Restate the full set of records exactly, without adding or dropping a word.

....

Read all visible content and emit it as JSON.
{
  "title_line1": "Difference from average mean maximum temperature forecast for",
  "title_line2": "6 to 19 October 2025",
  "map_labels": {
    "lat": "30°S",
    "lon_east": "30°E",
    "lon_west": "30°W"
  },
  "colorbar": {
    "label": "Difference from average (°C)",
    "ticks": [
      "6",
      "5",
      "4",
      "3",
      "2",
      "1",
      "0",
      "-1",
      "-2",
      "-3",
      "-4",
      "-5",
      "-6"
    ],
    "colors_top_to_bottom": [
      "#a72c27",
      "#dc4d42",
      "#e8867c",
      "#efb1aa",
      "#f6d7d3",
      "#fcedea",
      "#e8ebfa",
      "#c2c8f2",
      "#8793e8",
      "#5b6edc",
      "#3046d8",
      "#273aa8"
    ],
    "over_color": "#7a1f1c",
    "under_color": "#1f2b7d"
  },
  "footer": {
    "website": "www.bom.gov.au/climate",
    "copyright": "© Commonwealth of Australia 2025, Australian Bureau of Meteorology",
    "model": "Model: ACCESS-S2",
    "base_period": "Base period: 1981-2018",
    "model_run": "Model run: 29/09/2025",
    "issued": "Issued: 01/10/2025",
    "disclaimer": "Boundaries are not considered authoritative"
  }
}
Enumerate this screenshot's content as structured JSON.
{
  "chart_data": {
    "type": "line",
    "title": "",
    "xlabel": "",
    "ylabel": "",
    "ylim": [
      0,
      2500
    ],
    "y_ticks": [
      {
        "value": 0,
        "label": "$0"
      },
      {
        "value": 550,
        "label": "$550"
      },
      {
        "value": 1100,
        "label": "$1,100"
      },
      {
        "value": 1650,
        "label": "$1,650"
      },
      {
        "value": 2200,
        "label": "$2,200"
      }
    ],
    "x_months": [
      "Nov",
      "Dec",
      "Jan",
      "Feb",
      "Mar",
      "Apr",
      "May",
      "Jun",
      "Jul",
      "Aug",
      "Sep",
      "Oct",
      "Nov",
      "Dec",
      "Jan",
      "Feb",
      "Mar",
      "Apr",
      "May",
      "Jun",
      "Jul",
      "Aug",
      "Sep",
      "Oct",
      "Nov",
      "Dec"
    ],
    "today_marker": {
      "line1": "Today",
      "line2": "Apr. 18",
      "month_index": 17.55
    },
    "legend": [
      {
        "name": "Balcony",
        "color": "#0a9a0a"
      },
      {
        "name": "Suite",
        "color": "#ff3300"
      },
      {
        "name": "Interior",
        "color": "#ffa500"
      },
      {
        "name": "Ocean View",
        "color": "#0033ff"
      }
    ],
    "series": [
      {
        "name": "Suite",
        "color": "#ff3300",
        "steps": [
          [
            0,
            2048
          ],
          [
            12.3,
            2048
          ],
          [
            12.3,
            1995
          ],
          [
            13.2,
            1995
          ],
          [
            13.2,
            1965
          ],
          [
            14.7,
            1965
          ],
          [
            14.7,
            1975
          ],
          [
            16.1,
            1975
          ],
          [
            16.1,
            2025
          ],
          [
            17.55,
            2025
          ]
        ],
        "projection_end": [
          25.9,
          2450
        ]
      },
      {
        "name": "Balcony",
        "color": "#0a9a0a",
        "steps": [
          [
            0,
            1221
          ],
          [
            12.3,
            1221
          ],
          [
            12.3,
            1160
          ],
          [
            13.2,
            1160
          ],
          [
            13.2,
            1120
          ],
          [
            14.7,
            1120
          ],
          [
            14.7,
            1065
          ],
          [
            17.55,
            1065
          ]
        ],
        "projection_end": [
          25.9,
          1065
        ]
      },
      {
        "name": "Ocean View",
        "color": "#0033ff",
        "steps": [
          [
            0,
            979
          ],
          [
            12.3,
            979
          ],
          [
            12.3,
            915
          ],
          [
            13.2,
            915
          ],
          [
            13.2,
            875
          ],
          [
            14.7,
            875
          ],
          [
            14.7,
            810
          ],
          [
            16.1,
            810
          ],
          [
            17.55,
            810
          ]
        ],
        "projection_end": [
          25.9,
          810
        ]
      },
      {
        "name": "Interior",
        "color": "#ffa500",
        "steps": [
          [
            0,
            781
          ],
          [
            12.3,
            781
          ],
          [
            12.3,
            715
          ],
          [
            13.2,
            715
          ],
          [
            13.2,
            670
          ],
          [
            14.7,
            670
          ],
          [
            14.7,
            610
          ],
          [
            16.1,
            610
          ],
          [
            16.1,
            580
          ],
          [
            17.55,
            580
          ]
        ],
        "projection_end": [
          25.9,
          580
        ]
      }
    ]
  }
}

....

▶ ANSWER FOR THIS EXERCISE
Read all visible content and emit it as JSON.
{
  "title_line1": "Difference from average mean maximum temperature forecast for",
  "title_line2": "6 to 19 October 2025",
  "map_labels": {
    "lat": "30°S",
    "lon_east": "30°E",
    "lon_west": "30°W"
  },
  "colorbar": {
    "label": "Difference from average (°C)",
    "ticks": [
      "6",
      "5",
      "4",
      "3",
      "2",
      "1",
      "0",
      "-1",
      "-2",
      "-3",
      "-4",
      "-5",
      "-6"
    ],
    "colors_top_to_bottom": [
      "#a72c27",
      "#dc4d42",
      "#e8867c",
      "#efb1aa",
      "#f6d7d3",
      "#fcedea",
      "#e8ebfa",
      "#c2c8f2",
      "#8793e8",
      "#5b6edc",
      "#3046d8",
      "#273aa8"
    ],
    "over_color": "#7a1f1c",
    "under_color": "#1f2b7d"
  },
  "footer": {
    "website": "www.bom.gov.au/climate",
    "copyright": "© Commonwealth of Australia 2025, Australian Bureau of Meteorology",
    "model": "Model: ACCESS-S2",
    "base_period": "Base period: 1981-2018",
    "model_run": "Model run: 29/09/2025",
    "issued": "Issued: 01/10/2025",
    "disclaimer": "Boundaries are not considered authoritative"
  }
}
Enumerate this screenshot's content as structured JSON.
{
  "chart_data": {
    "type": "line",
    "title": "",
    "xlabel": "",
    "ylabel": "",
    "ylim": [
      0,
      2500
    ],
    "y_ticks": [
      {
        "value": 0,
        "label": "$0"
      },
      {
        "value": 550,
        "label": "$550"
      },
      {
        "value": 1100,
        "label": "$1,100"
      },
      {
        "value": 1650,
        "label": "$1,650"
      },
      {
        "value": 2200,
        "label": "$2,200"
      }
    ],
    "x_months": [
      "Nov",
      "Dec",
      "Jan",
      "Feb",
      "Mar",
      "Apr",
      "May",
      "Jun",
      "Jul",
      "Aug",
      "Sep",
      "Oct",
      "Nov",
      "Dec",
      "Jan",
      "Feb",
      "Mar",
      "Apr",
      "May",
      "Jun",
      "Jul",
      "Aug",
      "Sep",
      "Oct",
      "Nov",
      "Dec"
    ],
    "today_marker": {
      "line1": "Today",
      "line2": "Apr. 18",
      "month_index": 17.55
    },
    "legend": [
      {
        "name": "Balcony",
        "color": "#0a9a0a"
      },
      {
        "name": "Suite",
        "color": "#ff3300"
      },
      {
        "name": "Interior",
        "color": "#ffa500"
      },
      {
        "name": "Ocean View",
        "color": "#0033ff"
      }
    ],
    "series": [
      {
        "name": "Suite",
        "color": "#ff3300",
        "steps": [
          [
            0,
            2048
          ],
          [
            12.3,
            2048
          ],
          [
            12.3,
            1995
          ],
          [
            13.2,
            1995
          ],
          [
            13.2,
            1965
          ],
          [
            14.7,
            1965
          ],
          [
            14.7,
            1975
          ],
          [
            16.1,
            1975
          ],
          [
            16.1,
            2025
          ],
          [
            17.55,
            2025
          ]
        ],
        "projection_end": [
          25.9,
          2450
        ]
      },
      {
        "name": "Balcony",
        "color": "#0a9a0a",
        "steps": [
          [
            0,
            1221
          ],
          [
            12.3,
            1221
          ],
          [
            12.3,
            1160
          ],
          [
            13.2,
            1160
          ],
          [
            13.2,
            1120
          ],
          [
            14.7,
            1120
          ],
          [
            14.7,
            1065
          ],
          [
            17.55,
            1065
          ]
        ],
        "projection_end": [
          25.9,
          1065
        ]
      },
      {
        "name": "Ocean View",
        "color": "#0033ff",
        "steps": [
          [
            0,
            979
          ],
          [
            12.3,
            979
          ],
          [
            12.3,
            915
          ],
          [
            13.2,
            915
          ],
          [
            13.2,
            875
          ],
          [
            14.7,
            875
          ],
          [
            14.7,
            810
          ],
          [
            16.1,
            810
          ],
          [
            17.55,
            810
          ]
        ],
        "projection_end": [
          25.9,
          810
        ]
      },
      {
        "name": "Interior",
        "color": "#ffa500",
        "steps": [
          [
            0,
            781
          ],
          [
            12.3,
            781
          ],
          [
            12.3,
            715
          ],
          [
            13.2,
            715
          ],
          [
            13.2,
            670
          ],
          [
            14.7,
            670
          ],
          [
            14.7,
            610
          ],
          [
            16.1,
            610
          ],
          [
            16.1,
            580
          ],
          [
            17.55,
            580
          ]
        ],
        "projection_end": [
          25.9,
          580
        ]
      }
    ]
  }
}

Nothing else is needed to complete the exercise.